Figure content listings
** start **
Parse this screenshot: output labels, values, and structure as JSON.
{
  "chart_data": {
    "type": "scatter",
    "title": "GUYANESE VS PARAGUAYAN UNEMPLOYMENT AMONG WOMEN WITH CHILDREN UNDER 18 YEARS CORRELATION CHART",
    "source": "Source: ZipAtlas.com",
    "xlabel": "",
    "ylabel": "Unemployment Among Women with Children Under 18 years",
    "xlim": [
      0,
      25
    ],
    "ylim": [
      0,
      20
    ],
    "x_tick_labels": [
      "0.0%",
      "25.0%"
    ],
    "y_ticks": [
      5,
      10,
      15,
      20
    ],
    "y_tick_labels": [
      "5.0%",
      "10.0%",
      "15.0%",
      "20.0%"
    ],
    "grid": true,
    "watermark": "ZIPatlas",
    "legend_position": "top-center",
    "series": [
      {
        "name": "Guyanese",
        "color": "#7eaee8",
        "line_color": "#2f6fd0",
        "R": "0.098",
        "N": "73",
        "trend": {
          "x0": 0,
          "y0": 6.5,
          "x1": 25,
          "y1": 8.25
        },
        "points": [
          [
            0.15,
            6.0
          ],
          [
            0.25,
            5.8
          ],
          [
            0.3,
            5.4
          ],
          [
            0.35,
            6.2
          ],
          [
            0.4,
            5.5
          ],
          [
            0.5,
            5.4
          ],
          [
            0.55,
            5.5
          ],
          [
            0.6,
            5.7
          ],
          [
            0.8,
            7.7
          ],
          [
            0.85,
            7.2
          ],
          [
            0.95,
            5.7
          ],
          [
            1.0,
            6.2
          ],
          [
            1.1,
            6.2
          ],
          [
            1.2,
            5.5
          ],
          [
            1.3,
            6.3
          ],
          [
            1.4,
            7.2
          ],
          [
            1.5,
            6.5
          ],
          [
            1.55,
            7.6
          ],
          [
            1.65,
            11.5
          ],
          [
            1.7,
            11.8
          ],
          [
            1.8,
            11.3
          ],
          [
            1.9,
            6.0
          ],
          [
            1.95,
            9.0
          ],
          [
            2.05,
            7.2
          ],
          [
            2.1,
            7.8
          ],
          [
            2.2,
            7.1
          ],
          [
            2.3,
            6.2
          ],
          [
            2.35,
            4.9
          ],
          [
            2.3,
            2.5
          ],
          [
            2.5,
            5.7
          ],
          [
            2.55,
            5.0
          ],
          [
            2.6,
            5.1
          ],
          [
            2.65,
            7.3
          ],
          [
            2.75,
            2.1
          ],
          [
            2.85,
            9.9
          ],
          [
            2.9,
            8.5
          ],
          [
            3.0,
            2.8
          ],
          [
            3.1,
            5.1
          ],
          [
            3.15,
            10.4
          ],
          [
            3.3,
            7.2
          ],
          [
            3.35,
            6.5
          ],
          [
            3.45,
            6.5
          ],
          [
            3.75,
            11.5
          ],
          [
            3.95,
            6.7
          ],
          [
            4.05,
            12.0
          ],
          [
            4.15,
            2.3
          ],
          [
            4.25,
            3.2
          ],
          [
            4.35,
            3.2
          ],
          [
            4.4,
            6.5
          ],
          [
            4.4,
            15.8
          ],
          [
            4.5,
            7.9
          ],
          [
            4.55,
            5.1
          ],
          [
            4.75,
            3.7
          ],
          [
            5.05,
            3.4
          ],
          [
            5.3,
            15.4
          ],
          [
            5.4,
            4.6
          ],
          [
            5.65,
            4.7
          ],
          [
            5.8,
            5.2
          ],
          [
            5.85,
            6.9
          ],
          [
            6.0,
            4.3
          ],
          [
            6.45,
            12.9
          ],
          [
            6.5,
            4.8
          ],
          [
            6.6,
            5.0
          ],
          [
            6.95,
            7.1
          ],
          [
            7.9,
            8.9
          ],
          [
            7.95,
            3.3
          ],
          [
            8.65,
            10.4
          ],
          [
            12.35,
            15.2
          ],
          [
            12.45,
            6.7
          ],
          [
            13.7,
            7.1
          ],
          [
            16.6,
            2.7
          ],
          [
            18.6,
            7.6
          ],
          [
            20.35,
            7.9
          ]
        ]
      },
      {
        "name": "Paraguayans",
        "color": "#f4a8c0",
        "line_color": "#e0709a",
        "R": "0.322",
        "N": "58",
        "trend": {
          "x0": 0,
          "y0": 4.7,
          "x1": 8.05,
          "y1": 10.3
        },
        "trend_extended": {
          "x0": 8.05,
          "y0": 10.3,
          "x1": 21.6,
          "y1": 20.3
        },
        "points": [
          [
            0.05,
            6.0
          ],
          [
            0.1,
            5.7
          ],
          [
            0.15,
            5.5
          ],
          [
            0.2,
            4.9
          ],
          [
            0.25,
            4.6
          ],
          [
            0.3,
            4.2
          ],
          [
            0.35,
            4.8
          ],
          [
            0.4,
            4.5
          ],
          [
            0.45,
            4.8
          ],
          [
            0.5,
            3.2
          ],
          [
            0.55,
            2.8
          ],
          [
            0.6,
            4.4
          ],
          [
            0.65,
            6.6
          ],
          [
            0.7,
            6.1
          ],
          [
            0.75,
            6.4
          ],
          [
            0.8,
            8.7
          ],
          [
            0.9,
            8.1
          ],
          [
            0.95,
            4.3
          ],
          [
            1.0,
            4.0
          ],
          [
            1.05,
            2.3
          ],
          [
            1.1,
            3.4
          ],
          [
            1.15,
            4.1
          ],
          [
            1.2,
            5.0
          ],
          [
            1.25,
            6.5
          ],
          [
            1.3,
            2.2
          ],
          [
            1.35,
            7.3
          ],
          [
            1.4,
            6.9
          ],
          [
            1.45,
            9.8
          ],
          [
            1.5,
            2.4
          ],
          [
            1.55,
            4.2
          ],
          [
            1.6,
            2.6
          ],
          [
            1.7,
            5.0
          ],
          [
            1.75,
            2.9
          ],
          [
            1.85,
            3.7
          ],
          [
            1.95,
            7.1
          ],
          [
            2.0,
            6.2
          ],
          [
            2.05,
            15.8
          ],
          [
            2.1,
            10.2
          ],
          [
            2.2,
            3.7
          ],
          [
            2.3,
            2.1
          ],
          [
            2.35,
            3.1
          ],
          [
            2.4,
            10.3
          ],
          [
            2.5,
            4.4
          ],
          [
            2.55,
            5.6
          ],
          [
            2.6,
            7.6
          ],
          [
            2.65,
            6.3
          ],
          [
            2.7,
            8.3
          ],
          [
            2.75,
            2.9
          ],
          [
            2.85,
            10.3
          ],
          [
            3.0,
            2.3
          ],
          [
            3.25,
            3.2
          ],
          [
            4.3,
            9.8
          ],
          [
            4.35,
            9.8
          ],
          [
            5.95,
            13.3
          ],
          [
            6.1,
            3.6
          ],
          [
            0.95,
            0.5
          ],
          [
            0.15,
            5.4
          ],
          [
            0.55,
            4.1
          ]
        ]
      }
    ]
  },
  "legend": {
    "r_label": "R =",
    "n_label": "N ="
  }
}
** end **
**Your goal:**
Print the whole listing again, exactly.

**Complete response:**
Parse this screenshot: output labels, values, and structure as JSON.
{
  "chart_data": {
    "type": "scatter",
    "title": "GUYANESE VS PARAGUAYAN UNEMPLOYMENT AMONG WOMEN WITH CHILDREN UNDER 18 YEARS CORRELATION CHART",
    "source": "Source: ZipAtlas.com",
    "xlabel": "",
    "ylabel": "Unemployment Among Women with Children Under 18 years",
    "xlim": [
      0,
      25
    ],
    "ylim": [
      0,
      20
    ],
    "x_tick_labels": [
      "0.0%",
      "25.0%"
    ],
    "y_ticks": [
      5,
      10,
      15,
      20
    ],
    "y_tick_labels": [
      "5.0%",
      "10.0%",
      "15.0%",
      "20.0%"
    ],
    "grid": true,
    "watermark": "ZIPatlas",
    "legend_position": "top-center",
    "series": [
      {
        "name": "Guyanese",
        "color": "#7eaee8",
        "line_color": "#2f6fd0",
        "R": "0.098",
        "N": "73",
        "trend": {
          "x0": 0,
          "y0": 6.5,
          "x1": 25,
          "y1": 8.25
        },
        "points": [
          [
            0.15,
            6.0
          ],
          [
            0.25,
            5.8
          ],
          [
            0.3,
            5.4
          ],
          [
            0.35,
            6.2
          ],
          [
            0.4,
            5.5
          ],
          [
            0.5,
            5.4
          ],
          [
            0.55,
            5.5
          ],
          [
            0.6,
            5.7
          ],
          [
            0.8,
            7.7
          ],
          [
            0.85,
            7.2
          ],
          [
            0.95,
            5.7
          ],
          [
            1.0,
            6.2
          ],
          [
            1.1,
            6.2
          ],
          [
            1.2,
            5.5
          ],
          [
            1.3,
            6.3
          ],
          [
            1.4,
            7.2
          ],
          [
            1.5,
            6.5
          ],
          [
            1.55,
            7.6
          ],
          [
            1.65,
            11.5
          ],
          [
            1.7,
            11.8
          ],
          [
            1.8,
            11.3
          ],
          [
            1.9,
            6.0
          ],
          [
            1.95,
            9.0
          ],
          [
            2.05,
            7.2
          ],
          [
            2.1,
            7.8
          ],
          [
            2.2,
            7.1
          ],
          [
            2.3,
            6.2
          ],
          [
            2.35,
            4.9
          ],
          [
            2.3,
            2.5
          ],
          [
            2.5,
            5.7
          ],
          [
            2.55,
            5.0
          ],
          [
            2.6,
            5.1
          ],
          [
            2.65,
            7.3
          ],
          [
            2.75,
            2.1
          ],
          [
            2.85,
            9.9
          ],
          [
            2.9,
            8.5
          ],
          [
            3.0,
            2.8
          ],
          [
            3.1,
            5.1
          ],
          [
            3.15,
            10.4
          ],
          [
            3.3,
            7.2
          ],
          [
            3.35,
            6.5
          ],
          [
            3.45,
            6.5
          ],
          [
            3.75,
            11.5
          ],
          [
            3.95,
            6.7
          ],
          [
            4.05,
            12.0
          ],
          [
            4.15,
            2.3
          ],
          [
            4.25,
            3.2
          ],
          [
            4.35,
            3.2
          ],
          [
            4.4,
            6.5
          ],
          [
            4.4,
            15.8
          ],
          [
            4.5,
            7.9
          ],
          [
            4.55,
            5.1
          ],
          [
            4.75,
            3.7
          ],
          [
            5.05,
            3.4
          ],
          [
            5.3,
            15.4
          ],
          [
            5.4,
            4.6
          ],
          [
            5.65,
            4.7
          ],
          [
            5.8,
            5.2
          ],
          [
            5.85,
            6.9
          ],
          [
            6.0,
            4.3
          ],
          [
            6.45,
            12.9
          ],
          [
            6.5,
            4.8
          ],
          [
            6.6,
            5.0
          ],
          [
            6.95,
            7.1
          ],
          [
            7.9,
            8.9
          ],
          [
            7.95,
            3.3
          ],
          [
            8.65,
            10.4
          ],
          [
            12.35,
            15.2
          ],
          [
            12.45,
            6.7
          ],
          [
            13.7,
            7.1
          ],
          [
            16.6,
            2.7
          ],
          [
            18.6,
            7.6
          ],
          [
            20.35,
            7.9
          ]
        ]
      },
      {
        "name": "Paraguayans",
        "color": "#f4a8c0",
        "line_color": "#e0709a",
        "R": "0.322",
        "N": "58",
        "trend": {
          "x0": 0,
          "y0": 4.7,
          "x1": 8.05,
          "y1": 10.3
        },
        "trend_extended": {
          "x0": 8.05,
          "y0": 10.3,
          "x1": 21.6,
          "y1": 20.3
        },
        "points": [
          [
            0.05,
            6.0
          ],
          [
            0.1,
            5.7
          ],
          [
            0.15,
            5.5
          ],
          [
            0.2,
            4.9
          ],
          [
            0.25,
            4.6
          ],
          [
            0.3,
            4.2
          ],
          [
            0.35,
            4.8
          ],
          [
            0.4,
            4.5
          ],
          [
            0.45,
            4.8
          ],
          [
            0.5,
            3.2
          ],
          [
            0.55,
            2.8
          ],
          [
            0.6,
            4.4
          ],
          [
            0.65,
            6.6
          ],
          [
            0.7,
            6.1
          ],
          [
            0.75,
            6.4
          ],
          [
            0.8,
            8.7
          ],
          [
            0.9,
            8.1
          ],
          [
            0.95,
            4.3
          ],
          [
            1.0,
            4.0
          ],
          [
            1.05,
            2.3
          ],
          [
            1.1,
            3.4
          ],
          [
            1.15,
            4.1
          ],
          [
            1.2,
            5.0
          ],
          [
            1.25,
            6.5
          ],
          [
            1.3,
            2.2
          ],
          [
            1.35,
            7.3
          ],
          [
            1.4,
            6.9
          ],
          [
            1.45,
            9.8
          ],
          [
            1.5,
            2.4
          ],
          [
            1.55,
            4.2
          ],
          [
            1.6,
            2.6
          ],
          [
            1.7,
            5.0
          ],
          [
            1.75,
            2.9
          ],
          [
            1.85,
            3.7
          ],
          [
            1.95,
            7.1
          ],
          [
            2.0,
            6.2
          ],
          [
            2.05,
            15.8
          ],
          [
            2.1,
            10.2
          ],
          [
            2.2,
            3.7
          ],
          [
            2.3,
            2.1
          ],
          [
            2.35,
            3.1
          ],
          [
            2.4,
            10.3
          ],
          [
            2.5,
            4.4
          ],
          [
            2.55,
            5.6
          ],
          [
            2.6,
            7.6
          ],
          [
            2.65,
            6.3
          ],
          [
            2.7,
            8.3
          ],
          [
            2.75,
            2.9
          ],
          [
            2.85,
            10.3
          ],
          [
            3.0,
            2.3
          ],
          [
            3.25,
            3.2
          ],
          [
            4.3,
            9.8
          ],
          [
            4.35,
            9.8
          ],
          [
            5.95,
            13.3
          ],
          [
            6.1,
            3.6
          ],
          [
            0.95,
            0.5
          ],
          [
            0.15,
            5.4
          ],
          [
            0.55,
            4.1
          ]
        ]
      }
    ]
  },
  "legend": {
    "r_label": "R =",
    "n_label": "N ="
  }
}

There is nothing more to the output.